Exercise material:

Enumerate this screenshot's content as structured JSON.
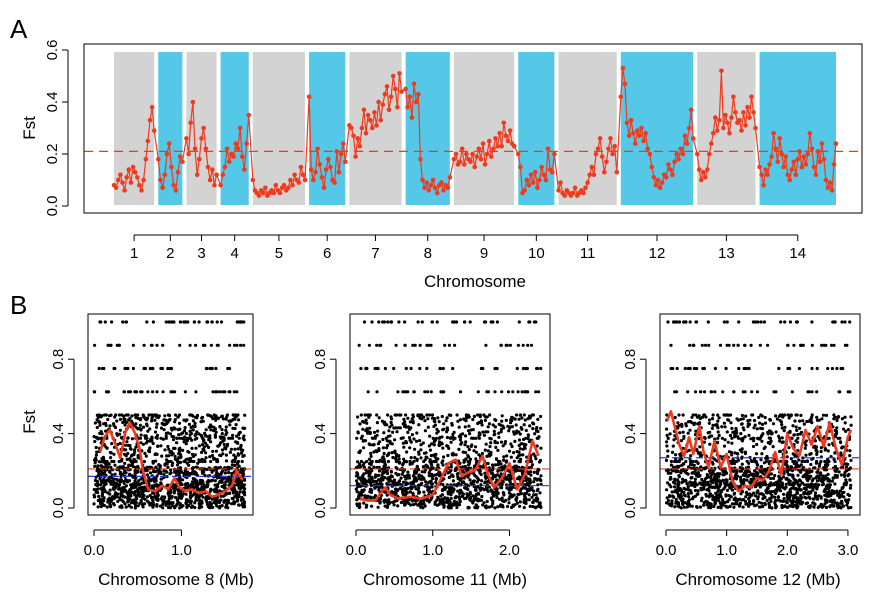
{
  "panel_labels": {
    "a": "A",
    "b": "B"
  },
  "colors": {
    "line": "#f03a1e",
    "threshold": "#f03a1e",
    "blue": "#2a3cdc",
    "grey_band": "#d3d3d3",
    "cyan_band": "#55c8e8",
    "points": "#000000"
  },
  "chart_data": [
    {
      "type": "line",
      "panel": "A",
      "xlabel": "Chromosome",
      "ylabel": "Fst",
      "ylim": [
        0,
        0.6
      ],
      "yticks": [
        "0.0",
        "0.2",
        "0.4",
        "0.6"
      ],
      "grid": false,
      "threshold": 0.21,
      "chromosomes": [
        {
          "label": "1",
          "span": [
            1,
            21
          ],
          "values": [
            0.08,
            0.07,
            0.1,
            0.12,
            0.09,
            0.06,
            0.11,
            0.14,
            0.09,
            0.15,
            0.13,
            0.11,
            0.08,
            0.06,
            0.1,
            0.18,
            0.25,
            0.33,
            0.38,
            0.29
          ]
        },
        {
          "label": "2",
          "span": [
            23,
            35
          ],
          "values": [
            0.18,
            0.1,
            0.07,
            0.12,
            0.2,
            0.24,
            0.15,
            0.08,
            0.06,
            0.13,
            0.19,
            0.17
          ]
        },
        {
          "label": "3",
          "span": [
            37,
            52
          ],
          "values": [
            0.26,
            0.2,
            0.32,
            0.4,
            0.22,
            0.12,
            0.18,
            0.26,
            0.3,
            0.22,
            0.15,
            0.1,
            0.14,
            0.08,
            0.12
          ]
        },
        {
          "label": "4",
          "span": [
            54,
            68
          ],
          "values": [
            0.08,
            0.12,
            0.15,
            0.22,
            0.17,
            0.2,
            0.19,
            0.24,
            0.22,
            0.3,
            0.19,
            0.14,
            0.24,
            0.35
          ]
        },
        {
          "label": "5",
          "span": [
            70,
            96
          ],
          "values": [
            0.1,
            0.06,
            0.05,
            0.04,
            0.06,
            0.05,
            0.07,
            0.04,
            0.05,
            0.06,
            0.05,
            0.08,
            0.06,
            0.05,
            0.07,
            0.08,
            0.06,
            0.07,
            0.1,
            0.08,
            0.12,
            0.1,
            0.09,
            0.15,
            0.12,
            0.1
          ]
        },
        {
          "label": "6",
          "span": [
            98,
            116
          ],
          "values": [
            0.42,
            0.14,
            0.1,
            0.13,
            0.22,
            0.16,
            0.11,
            0.07,
            0.14,
            0.18,
            0.15,
            0.1,
            0.09,
            0.21,
            0.13,
            0.2,
            0.24,
            0.17
          ]
        },
        {
          "label": "7",
          "span": [
            118,
            144
          ],
          "values": [
            0.31,
            0.3,
            0.27,
            0.19,
            0.26,
            0.23,
            0.3,
            0.37,
            0.28,
            0.35,
            0.33,
            0.3,
            0.36,
            0.31,
            0.4,
            0.33,
            0.39,
            0.43,
            0.46,
            0.37,
            0.42,
            0.5,
            0.45,
            0.38,
            0.51,
            0.44
          ]
        },
        {
          "label": "8",
          "span": [
            146,
            168
          ],
          "values": [
            0.45,
            0.38,
            0.42,
            0.34,
            0.47,
            0.4,
            0.43,
            0.18,
            0.1,
            0.07,
            0.09,
            0.06,
            0.08,
            0.1,
            0.07,
            0.05,
            0.08,
            0.09,
            0.06,
            0.08,
            0.07,
            0.11
          ]
        },
        {
          "label": "9",
          "span": [
            170,
            200
          ],
          "values": [
            0.18,
            0.2,
            0.16,
            0.17,
            0.22,
            0.16,
            0.2,
            0.18,
            0.17,
            0.2,
            0.15,
            0.19,
            0.22,
            0.18,
            0.24,
            0.16,
            0.2,
            0.25,
            0.19,
            0.22,
            0.26,
            0.23,
            0.28,
            0.23,
            0.32,
            0.27,
            0.25,
            0.29,
            0.24,
            0.23
          ]
        },
        {
          "label": "10",
          "span": [
            202,
            220
          ],
          "values": [
            0.2,
            0.15,
            0.05,
            0.06,
            0.1,
            0.08,
            0.12,
            0.09,
            0.13,
            0.07,
            0.1,
            0.15,
            0.12,
            0.1,
            0.22,
            0.14,
            0.13,
            0.2
          ]
        },
        {
          "label": "11",
          "span": [
            222,
            251
          ],
          "values": [
            0.06,
            0.09,
            0.05,
            0.04,
            0.06,
            0.05,
            0.04,
            0.05,
            0.07,
            0.04,
            0.05,
            0.06,
            0.05,
            0.07,
            0.09,
            0.12,
            0.15,
            0.12,
            0.2,
            0.22,
            0.26,
            0.19,
            0.13,
            0.17,
            0.22,
            0.26,
            0.2,
            0.23,
            0.13
          ]
        },
        {
          "label": "12",
          "span": [
            253,
            289
          ],
          "values": [
            0.42,
            0.53,
            0.47,
            0.32,
            0.27,
            0.33,
            0.28,
            0.24,
            0.29,
            0.27,
            0.3,
            0.25,
            0.28,
            0.22,
            0.2,
            0.15,
            0.11,
            0.08,
            0.1,
            0.07,
            0.09,
            0.12,
            0.11,
            0.16,
            0.14,
            0.12,
            0.17,
            0.2,
            0.18,
            0.22,
            0.2,
            0.27,
            0.24,
            0.3,
            0.37,
            0.26
          ]
        },
        {
          "label": "13",
          "span": [
            291,
            320
          ],
          "values": [
            0.2,
            0.14,
            0.1,
            0.13,
            0.11,
            0.14,
            0.2,
            0.24,
            0.28,
            0.34,
            0.29,
            0.33,
            0.52,
            0.3,
            0.35,
            0.32,
            0.28,
            0.34,
            0.42,
            0.36,
            0.32,
            0.33,
            0.29,
            0.36,
            0.31,
            0.38,
            0.34,
            0.42,
            0.36,
            0.3
          ]
        },
        {
          "label": "14",
          "span": [
            322,
            360
          ],
          "values": [
            0.15,
            0.12,
            0.08,
            0.14,
            0.12,
            0.16,
            0.19,
            0.28,
            0.22,
            0.17,
            0.26,
            0.2,
            0.15,
            0.19,
            0.12,
            0.1,
            0.14,
            0.17,
            0.12,
            0.18,
            0.21,
            0.15,
            0.19,
            0.16,
            0.2,
            0.28,
            0.22,
            0.15,
            0.12,
            0.21,
            0.17,
            0.24,
            0.18,
            0.1,
            0.07,
            0.09,
            0.06,
            0.16,
            0.24
          ]
        }
      ]
    },
    {
      "type": "scatter",
      "panel": "B",
      "xlabel": "Chromosome 8 (Mb)",
      "ylabel": "Fst",
      "xlim": [
        0,
        1.75
      ],
      "ylim": [
        0,
        1
      ],
      "xticks": [
        "0.0",
        "1.0"
      ],
      "xtick_values": [
        0,
        1
      ],
      "yticks": [
        "0.0",
        "0.4",
        "0.8"
      ],
      "red_threshold": 0.21,
      "blue_threshold": 0.17,
      "smooth": [
        [
          0.07,
          0.3
        ],
        [
          0.12,
          0.38
        ],
        [
          0.18,
          0.42
        ],
        [
          0.24,
          0.35
        ],
        [
          0.3,
          0.27
        ],
        [
          0.36,
          0.41
        ],
        [
          0.41,
          0.46
        ],
        [
          0.47,
          0.4
        ],
        [
          0.52,
          0.32
        ],
        [
          0.56,
          0.2
        ],
        [
          0.62,
          0.1
        ],
        [
          0.7,
          0.09
        ],
        [
          0.78,
          0.12
        ],
        [
          0.85,
          0.1
        ],
        [
          0.92,
          0.16
        ],
        [
          0.98,
          0.11
        ],
        [
          1.05,
          0.09
        ],
        [
          1.12,
          0.1
        ],
        [
          1.2,
          0.08
        ],
        [
          1.28,
          0.09
        ],
        [
          1.35,
          0.06
        ],
        [
          1.42,
          0.07
        ],
        [
          1.5,
          0.09
        ],
        [
          1.58,
          0.12
        ],
        [
          1.63,
          0.2
        ],
        [
          1.7,
          0.15
        ]
      ]
    },
    {
      "type": "scatter",
      "panel": "B",
      "xlabel": "Chromosome 11 (Mb)",
      "ylabel": "",
      "xlim": [
        0,
        2.45
      ],
      "ylim": [
        0,
        1
      ],
      "xticks": [
        "0.0",
        "1.0",
        "2.0"
      ],
      "xtick_values": [
        0,
        1,
        2
      ],
      "yticks": [
        "0.0",
        "0.4",
        "0.8"
      ],
      "red_threshold": 0.21,
      "blue_threshold": 0.12,
      "smooth": [
        [
          0.05,
          0.05
        ],
        [
          0.15,
          0.04
        ],
        [
          0.25,
          0.04
        ],
        [
          0.32,
          0.08
        ],
        [
          0.38,
          0.11
        ],
        [
          0.45,
          0.07
        ],
        [
          0.55,
          0.05
        ],
        [
          0.7,
          0.06
        ],
        [
          0.85,
          0.05
        ],
        [
          1.0,
          0.07
        ],
        [
          1.1,
          0.15
        ],
        [
          1.2,
          0.24
        ],
        [
          1.3,
          0.26
        ],
        [
          1.38,
          0.17
        ],
        [
          1.45,
          0.19
        ],
        [
          1.55,
          0.2
        ],
        [
          1.65,
          0.28
        ],
        [
          1.72,
          0.18
        ],
        [
          1.8,
          0.11
        ],
        [
          1.9,
          0.16
        ],
        [
          2.0,
          0.24
        ],
        [
          2.1,
          0.1
        ],
        [
          2.2,
          0.18
        ],
        [
          2.3,
          0.36
        ],
        [
          2.38,
          0.28
        ]
      ]
    },
    {
      "type": "scatter",
      "panel": "B",
      "xlabel": "Chromosome 12 (Mb)",
      "ylabel": "",
      "xlim": [
        0,
        3.1
      ],
      "ylim": [
        0,
        1
      ],
      "xticks": [
        "0.0",
        "1.0",
        "2.0",
        "3.0"
      ],
      "xtick_values": [
        0,
        1,
        2,
        3
      ],
      "yticks": [
        "0.0",
        "0.4",
        "0.8"
      ],
      "red_threshold": 0.21,
      "blue_threshold": 0.27,
      "smooth": [
        [
          0.02,
          0.47
        ],
        [
          0.08,
          0.52
        ],
        [
          0.15,
          0.43
        ],
        [
          0.22,
          0.34
        ],
        [
          0.3,
          0.28
        ],
        [
          0.38,
          0.38
        ],
        [
          0.45,
          0.29
        ],
        [
          0.55,
          0.44
        ],
        [
          0.62,
          0.3
        ],
        [
          0.7,
          0.22
        ],
        [
          0.8,
          0.36
        ],
        [
          0.9,
          0.22
        ],
        [
          1.0,
          0.29
        ],
        [
          1.1,
          0.14
        ],
        [
          1.2,
          0.09
        ],
        [
          1.3,
          0.12
        ],
        [
          1.4,
          0.11
        ],
        [
          1.5,
          0.16
        ],
        [
          1.6,
          0.15
        ],
        [
          1.7,
          0.2
        ],
        [
          1.8,
          0.3
        ],
        [
          1.9,
          0.18
        ],
        [
          2.0,
          0.4
        ],
        [
          2.1,
          0.32
        ],
        [
          2.2,
          0.28
        ],
        [
          2.3,
          0.42
        ],
        [
          2.4,
          0.34
        ],
        [
          2.5,
          0.44
        ],
        [
          2.6,
          0.33
        ],
        [
          2.7,
          0.46
        ],
        [
          2.8,
          0.32
        ],
        [
          2.9,
          0.23
        ],
        [
          3.0,
          0.38
        ],
        [
          3.05,
          0.42
        ]
      ]
    }
  ]
}
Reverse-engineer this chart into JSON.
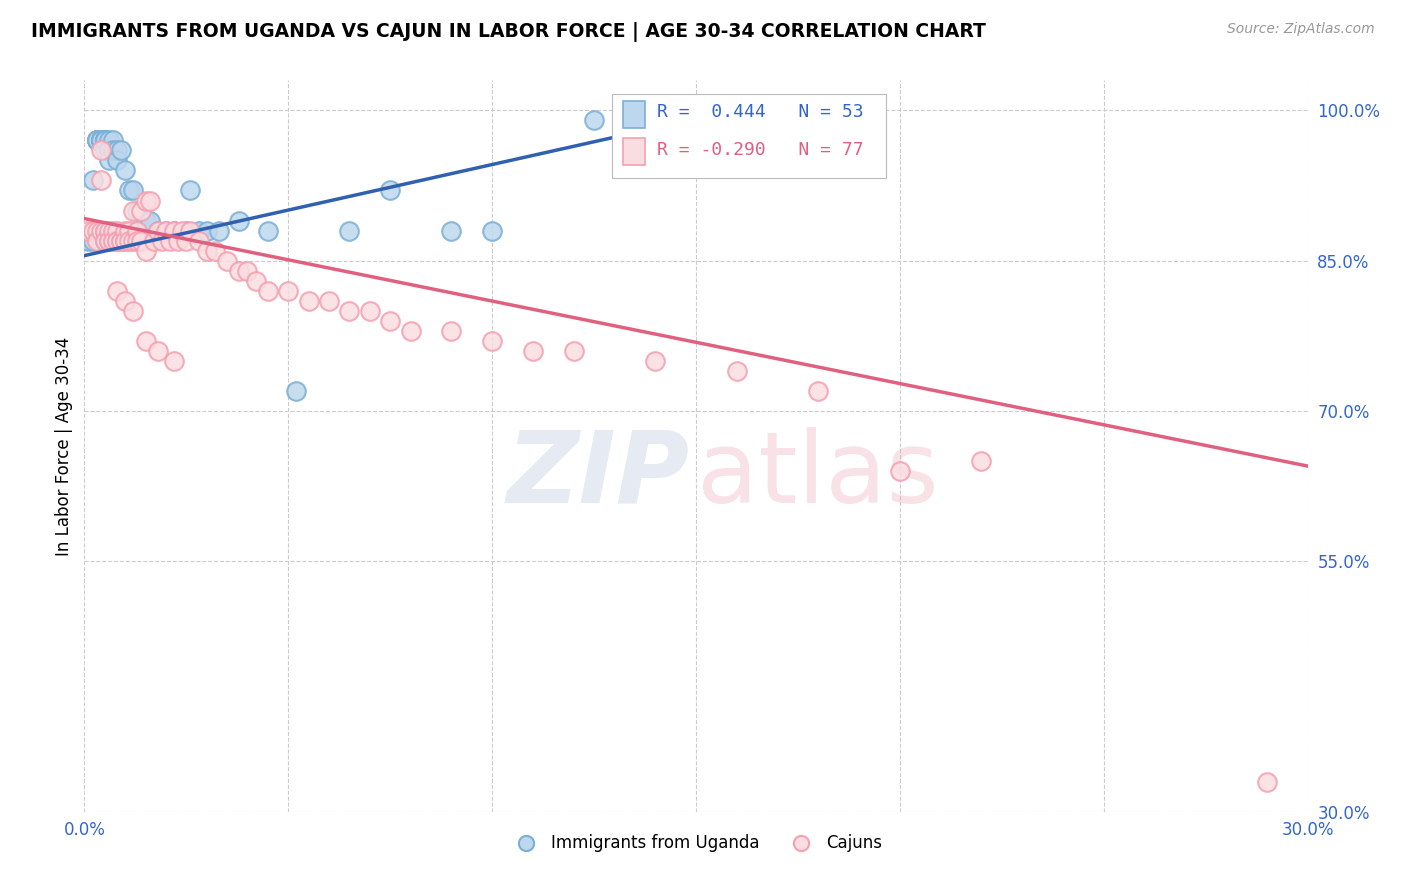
{
  "title": "IMMIGRANTS FROM UGANDA VS CAJUN IN LABOR FORCE | AGE 30-34 CORRELATION CHART",
  "source": "Source: ZipAtlas.com",
  "ylabel": "In Labor Force | Age 30-34",
  "xmin": 0.0,
  "xmax": 0.3,
  "ymin": 0.3,
  "ymax": 1.03,
  "legend_r_blue": "R =  0.444",
  "legend_n_blue": "N = 53",
  "legend_r_pink": "R = -0.290",
  "legend_n_pink": "N = 77",
  "blue_color": "#7BAFD4",
  "pink_color": "#F4A0B0",
  "blue_fill": "#BDD7EE",
  "pink_fill": "#FADDE1",
  "blue_line_color": "#3060B0",
  "pink_line_color": "#E06080",
  "blue_scatter_x": [
    0.001,
    0.002,
    0.002,
    0.003,
    0.003,
    0.003,
    0.003,
    0.003,
    0.004,
    0.004,
    0.004,
    0.004,
    0.004,
    0.005,
    0.005,
    0.005,
    0.005,
    0.005,
    0.005,
    0.005,
    0.005,
    0.006,
    0.006,
    0.006,
    0.006,
    0.007,
    0.007,
    0.008,
    0.008,
    0.009,
    0.01,
    0.011,
    0.012,
    0.013,
    0.015,
    0.016,
    0.018,
    0.02,
    0.022,
    0.025,
    0.026,
    0.028,
    0.03,
    0.033,
    0.038,
    0.045,
    0.052,
    0.065,
    0.075,
    0.09,
    0.1,
    0.125,
    0.165
  ],
  "blue_scatter_y": [
    0.87,
    0.93,
    0.87,
    0.97,
    0.97,
    0.97,
    0.97,
    0.97,
    0.97,
    0.97,
    0.97,
    0.97,
    0.97,
    0.97,
    0.97,
    0.97,
    0.97,
    0.97,
    0.97,
    0.96,
    0.97,
    0.96,
    0.97,
    0.96,
    0.95,
    0.97,
    0.96,
    0.96,
    0.95,
    0.96,
    0.94,
    0.92,
    0.92,
    0.9,
    0.89,
    0.89,
    0.88,
    0.88,
    0.88,
    0.88,
    0.92,
    0.88,
    0.88,
    0.88,
    0.89,
    0.88,
    0.72,
    0.88,
    0.92,
    0.88,
    0.88,
    0.99,
    0.99
  ],
  "pink_scatter_x": [
    0.001,
    0.002,
    0.003,
    0.003,
    0.004,
    0.004,
    0.004,
    0.005,
    0.005,
    0.005,
    0.005,
    0.006,
    0.006,
    0.006,
    0.007,
    0.007,
    0.007,
    0.008,
    0.008,
    0.008,
    0.009,
    0.009,
    0.01,
    0.01,
    0.01,
    0.011,
    0.011,
    0.012,
    0.012,
    0.013,
    0.013,
    0.014,
    0.014,
    0.015,
    0.015,
    0.016,
    0.017,
    0.018,
    0.019,
    0.02,
    0.021,
    0.022,
    0.023,
    0.024,
    0.025,
    0.026,
    0.028,
    0.03,
    0.032,
    0.035,
    0.038,
    0.04,
    0.042,
    0.045,
    0.05,
    0.055,
    0.06,
    0.065,
    0.07,
    0.075,
    0.08,
    0.09,
    0.1,
    0.11,
    0.12,
    0.14,
    0.16,
    0.18,
    0.2,
    0.22,
    0.008,
    0.01,
    0.012,
    0.015,
    0.018,
    0.022,
    0.29
  ],
  "pink_scatter_y": [
    0.88,
    0.88,
    0.88,
    0.87,
    0.96,
    0.93,
    0.88,
    0.88,
    0.88,
    0.87,
    0.87,
    0.88,
    0.87,
    0.87,
    0.88,
    0.87,
    0.87,
    0.88,
    0.87,
    0.87,
    0.87,
    0.87,
    0.88,
    0.87,
    0.87,
    0.88,
    0.87,
    0.9,
    0.87,
    0.88,
    0.87,
    0.9,
    0.87,
    0.91,
    0.86,
    0.91,
    0.87,
    0.88,
    0.87,
    0.88,
    0.87,
    0.88,
    0.87,
    0.88,
    0.87,
    0.88,
    0.87,
    0.86,
    0.86,
    0.85,
    0.84,
    0.84,
    0.83,
    0.82,
    0.82,
    0.81,
    0.81,
    0.8,
    0.8,
    0.79,
    0.78,
    0.78,
    0.77,
    0.76,
    0.76,
    0.75,
    0.74,
    0.72,
    0.64,
    0.65,
    0.82,
    0.81,
    0.8,
    0.77,
    0.76,
    0.75,
    0.33
  ],
  "blue_line_x": [
    0.0,
    0.165
  ],
  "blue_line_y": [
    0.855,
    1.005
  ],
  "pink_line_x": [
    0.0,
    0.3
  ],
  "pink_line_y": [
    0.892,
    0.645
  ],
  "ytick_pos": [
    1.0,
    0.85,
    0.7,
    0.55,
    0.3
  ],
  "ytick_labels": [
    "100.0%",
    "85.0%",
    "70.0%",
    "55.0%",
    "30.0%"
  ],
  "xtick_positions": [
    0.0,
    0.05,
    0.1,
    0.15,
    0.2,
    0.25,
    0.3
  ],
  "xtick_labels": [
    "0.0%",
    "",
    "",
    "",
    "",
    "",
    "30.0%"
  ]
}
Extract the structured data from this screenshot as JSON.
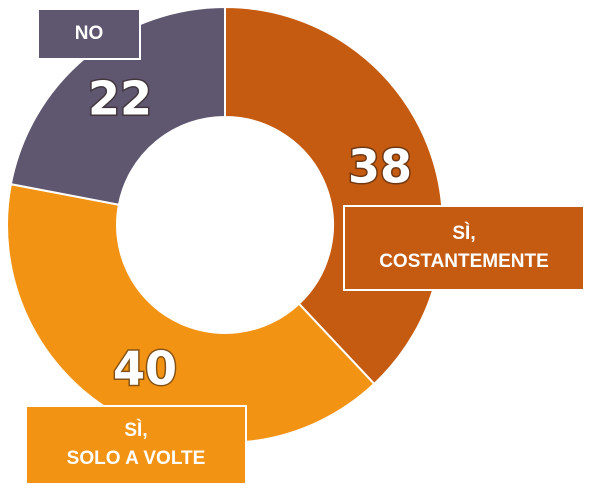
{
  "chart_data": {
    "type": "donut",
    "categories": [
      "SÌ,\nCOSTANTEMENTE",
      "SÌ,\nSOLO A VOLTE",
      "NO"
    ],
    "values": [
      38,
      40,
      22
    ],
    "colors": [
      "#C55A11",
      "#F39314",
      "#5F5670"
    ]
  }
}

Task goal: From the listing above, return each line with the word "this".

Solution:
Enumerate this screenshot's content as structured JSON.
Reverse-engineer this chart into JSON.
Extract the structured data from this screenshot as JSON.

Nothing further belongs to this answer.